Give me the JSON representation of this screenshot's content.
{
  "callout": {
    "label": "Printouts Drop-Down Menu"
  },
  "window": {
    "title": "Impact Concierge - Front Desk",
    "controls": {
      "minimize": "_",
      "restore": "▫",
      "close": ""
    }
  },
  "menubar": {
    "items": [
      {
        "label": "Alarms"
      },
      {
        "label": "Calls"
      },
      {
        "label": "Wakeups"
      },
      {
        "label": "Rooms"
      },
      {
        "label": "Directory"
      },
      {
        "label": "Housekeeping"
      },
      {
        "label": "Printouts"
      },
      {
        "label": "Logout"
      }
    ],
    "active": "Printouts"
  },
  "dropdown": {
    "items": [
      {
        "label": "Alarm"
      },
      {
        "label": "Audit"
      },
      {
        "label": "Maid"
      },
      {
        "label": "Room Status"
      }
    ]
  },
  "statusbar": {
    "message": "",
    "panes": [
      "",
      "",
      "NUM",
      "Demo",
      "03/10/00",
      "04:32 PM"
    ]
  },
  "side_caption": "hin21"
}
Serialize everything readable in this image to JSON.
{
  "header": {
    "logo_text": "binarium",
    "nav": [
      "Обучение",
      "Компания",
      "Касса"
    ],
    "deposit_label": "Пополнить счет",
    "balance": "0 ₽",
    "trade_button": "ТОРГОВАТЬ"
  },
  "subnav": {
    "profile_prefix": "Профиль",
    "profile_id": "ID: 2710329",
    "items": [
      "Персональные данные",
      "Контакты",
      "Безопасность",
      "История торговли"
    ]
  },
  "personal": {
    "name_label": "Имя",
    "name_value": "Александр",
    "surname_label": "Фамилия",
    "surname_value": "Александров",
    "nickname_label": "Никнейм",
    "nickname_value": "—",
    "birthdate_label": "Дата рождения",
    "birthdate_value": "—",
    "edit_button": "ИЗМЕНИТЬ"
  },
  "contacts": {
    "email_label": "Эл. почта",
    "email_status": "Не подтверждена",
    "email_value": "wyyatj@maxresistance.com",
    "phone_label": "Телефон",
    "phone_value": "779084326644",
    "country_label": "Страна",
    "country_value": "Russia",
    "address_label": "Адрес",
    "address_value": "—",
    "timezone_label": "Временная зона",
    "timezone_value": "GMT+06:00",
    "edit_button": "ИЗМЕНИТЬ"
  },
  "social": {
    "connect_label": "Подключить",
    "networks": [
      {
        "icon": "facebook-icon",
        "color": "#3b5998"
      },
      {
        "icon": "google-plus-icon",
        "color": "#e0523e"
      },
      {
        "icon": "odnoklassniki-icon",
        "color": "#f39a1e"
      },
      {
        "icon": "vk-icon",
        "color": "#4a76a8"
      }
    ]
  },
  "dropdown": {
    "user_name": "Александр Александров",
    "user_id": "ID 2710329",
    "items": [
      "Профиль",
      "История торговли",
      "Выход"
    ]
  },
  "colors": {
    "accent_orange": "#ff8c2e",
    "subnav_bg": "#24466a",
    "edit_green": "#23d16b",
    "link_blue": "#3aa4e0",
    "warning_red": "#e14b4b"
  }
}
══════
▸ Exercise prompt: Give the entries again in full, exactly as they are written.

▸ Solution to this task:
Give me the JSON representation of this screenshot's content.
{
  "callout": {
    "label": "Printouts Drop-Down Menu"
  },
  "window": {
    "title": "Impact Concierge - Front Desk",
    "controls": {
      "minimize": "_",
      "restore": "▫",
      "close": ""
    }
  },
  "menubar": {
    "items": [
      {
        "label": "Alarms"
      },
      {
        "label": "Calls"
      },
      {
        "label": "Wakeups"
      },
      {
        "label": "Rooms"
      },
      {
        "label": "Directory"
      },
      {
        "label": "Housekeeping"
      },
      {
        "label": "Printouts"
      },
      {
        "label": "Logout"
      }
    ],
    "active": "Printouts"
  },
  "dropdown": {
    "items": [
      {
        "label": "Alarm"
      },
      {
        "label": "Audit"
      },
      {
        "label": "Maid"
      },
      {
        "label": "Room Status"
      }
    ]
  },
  "statusbar": {
    "message": "",
    "panes": [
      "",
      "",
      "NUM",
      "Demo",
      "03/10/00",
      "04:32 PM"
    ]
  },
  "side_caption": "hin21"
}
Serialize everything readable in this image to JSON.
{
  "header": {
    "logo_text": "binarium",
    "nav": [
      "Обучение",
      "Компания",
      "Касса"
    ],
    "deposit_label": "Пополнить счет",
    "balance": "0 ₽",
    "trade_button": "ТОРГОВАТЬ"
  },
  "subnav": {
    "profile_prefix": "Профиль",
    "profile_id": "ID: 2710329",
    "items": [
      "Персональные данные",
      "Контакты",
      "Безопасность",
      "История торговли"
    ]
  },
  "personal": {
    "name_label": "Имя",
    "name_value": "Александр",
    "surname_label": "Фамилия",
    "surname_value": "Александров",
    "nickname_label": "Никнейм",
    "nickname_value": "—",
    "birthdate_label": "Дата рождения",
    "birthdate_value": "—",
    "edit_button": "ИЗМЕНИТЬ"
  },
  "contacts": {
    "email_label": "Эл. почта",
    "email_status": "Не подтверждена",
    "email_value": "wyyatj@maxresistance.com",
    "phone_label": "Телефон",
    "phone_value": "779084326644",
    "country_label": "Страна",
    "country_value": "Russia",
    "address_label": "Адрес",
    "address_value": "—",
    "timezone_label": "Временная зона",
    "timezone_value": "GMT+06:00",
    "edit_button": "ИЗМЕНИТЬ"
  },
  "social": {
    "connect_label": "Подключить",
    "networks": [
      {
        "icon": "facebook-icon",
        "color": "#3b5998"
      },
      {
        "icon": "google-plus-icon",
        "color": "#e0523e"
      },
      {
        "icon": "odnoklassniki-icon",
        "color": "#f39a1e"
      },
      {
        "icon": "vk-icon",
        "color": "#4a76a8"
      }
    ]
  },
  "dropdown": {
    "user_name": "Александр Александров",
    "user_id": "ID 2710329",
    "items": [
      "Профиль",
      "История торговли",
      "Выход"
    ]
  },
  "colors": {
    "accent_orange": "#ff8c2e",
    "subnav_bg": "#24466a",
    "edit_green": "#23d16b",
    "link_blue": "#3aa4e0",
    "warning_red": "#e14b4b"
  }
}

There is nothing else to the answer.